> _Goal_: Copy out, word for word, the stretch of items from the line containing "bullet-line: Po ukončení" through the line containing "bullet-line: zvýšila teplota", and nothing else.

> _Recorded data_:
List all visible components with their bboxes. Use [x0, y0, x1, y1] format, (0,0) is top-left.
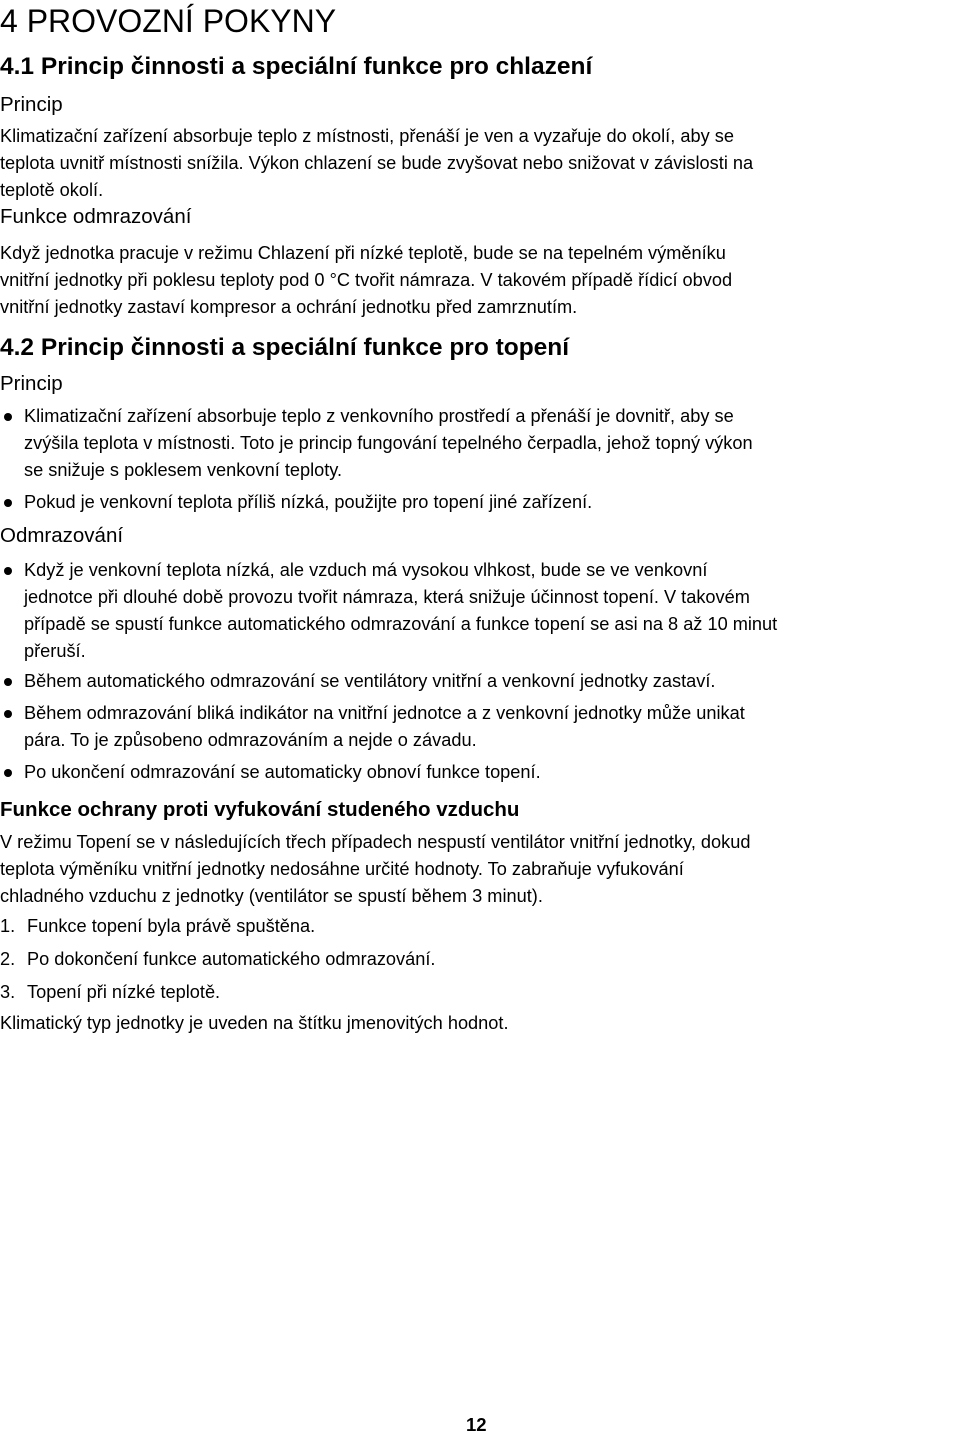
bullet-line: Po ukončení odmrazování se automaticky obnoví funkce topení. — [24, 762, 541, 782]
bullet-line: zvýšila teplota v místnosti. Toto je princip fungování tepelného čerpadla, jehož topný výkon — [24, 433, 753, 453]
case-number: 1. — [0, 916, 16, 936]
bullet-line: Klimatizační zařízení absorbuje teplo z venkovního prostředí a přenáší je dovnitř, aby se — [24, 406, 734, 426]
cold-air-protection-heading: Funkce ochrany proti vyfukování studeného vzduchu — [0, 798, 520, 821]
paragraph-line: vnitřní jednotky zastaví kompresor a ochrání jednotku před zamrznutím. — [0, 297, 578, 317]
bullet-line: Během automatického odmrazování se ventilátory vnitřní a venkovní jednotky zastaví. — [24, 671, 716, 691]
climate-type-note: Klimatický typ jednotky je uveden na štítku jmenovitých hodnot. — [0, 1013, 509, 1033]
page-number: 12 — [466, 1414, 487, 1435]
section-1-title: 4.1 Princip činnosti a speciální funkce pro chlazení — [0, 53, 593, 80]
section-1-principle-paragraph — [0, 123, 958, 204]
paragraph-line: vnitřní jednotky při poklesu teploty pod 0 °C tvořit námraza. V takovém případě řídicí obvod — [0, 270, 733, 290]
case-text: Po dokončení funkce automatického odmrazování. — [27, 949, 436, 969]
bullet-icon — [4, 710, 12, 718]
paragraph-line: Když jednotka pracuje v režimu Chlazení při nízké teplotě, bude se na tepelném výměníku — [0, 243, 726, 263]
section-1-defrost-paragraph — [0, 240, 958, 321]
bullet-icon — [4, 567, 12, 575]
bullet-icon — [4, 769, 12, 777]
case-item — [0, 946, 435, 973]
chapter-title: 4 PROVOZNÍ POKYNY — [0, 3, 337, 39]
case-number: 2. — [0, 949, 16, 969]
paragraph-line: teplota výměníku vnitřní jednotky nedosáhne určité hodnoty. To zabraňuje vyfukování — [0, 859, 684, 879]
bullet-line: Když je venkovní teplota nízká, ale vzduch má vysokou vlhkost, bude se ve venkovní — [24, 560, 708, 580]
bullet-line: Pokud je venkovní teplota příliš nízká, použijte pro topení jiné zařízení. — [24, 492, 593, 512]
bullet-line: pára. To je způsobeno odmrazováním a nejde o závadu. — [24, 730, 477, 750]
case-item — [0, 913, 315, 940]
case-item — [0, 979, 220, 1006]
paragraph-line: teplotě okolí. — [0, 180, 104, 200]
bullet-line: jednotce při dlouhé době provozu tvořit námraza, která snižuje účinnost topení. V takovém — [24, 587, 750, 607]
bullet-line: Během odmrazování bliká indikátor na vnitřní jednotce a z venkovní jednotky může unikat — [24, 703, 745, 723]
paragraph-line: chladného vzduchu z jednotky (ventilátor se spustí během 3 minut). — [0, 886, 543, 906]
bullet-icon — [4, 413, 12, 421]
paragraph-line: V režimu Topení se v následujících třech případech nespustí ventilátor vnitřní jednotky, dokud — [0, 832, 751, 852]
section-2-defrost-heading: Odmrazování — [0, 524, 124, 547]
section-2-title: 4.2 Princip činnosti a speciální funkce pro topení — [0, 334, 570, 361]
section-2-principle-heading: Princip — [0, 372, 63, 395]
case-text: Topení při nízké teplotě. — [27, 982, 221, 1002]
bullet-icon — [4, 499, 12, 507]
paragraph-line: Klimatizační zařízení absorbuje teplo z místnosti, přenáší je ven a vyzařuje do okolí, aby se — [0, 126, 734, 146]
bullet-line: se snižuje s poklesem venkovní teploty. — [24, 460, 343, 480]
cold-air-protection-paragraph — [0, 829, 958, 910]
section-1-principle-heading: Princip — [0, 93, 63, 116]
bullet-icon — [4, 678, 12, 686]
case-number: 3. — [0, 982, 16, 1002]
case-text: Funkce topení byla právě spuštěna. — [27, 916, 316, 936]
bullet-line: přeruší. — [24, 641, 86, 661]
paragraph-line: teplota uvnitř místnosti snížila. Výkon chlazení se bude zvyšovat nebo snižovat v závislosti na — [0, 153, 754, 173]
bullet-line: případě se spustí funkce automatického odmrazování a funkce topení se asi na 8 až 10 minut — [24, 614, 778, 634]
section-1-defrost-heading: Funkce odmrazování — [0, 205, 192, 228]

> _Solved problem_:
bullet-line: Po ukončení odmrazování se automaticky obnoví funkce topení. — [24, 762, 541, 782]
bullet-line: zvýšila teplota v místnosti. Toto je princip fungování tepelného čerpadla, jehož topný výkon — [24, 433, 753, 453]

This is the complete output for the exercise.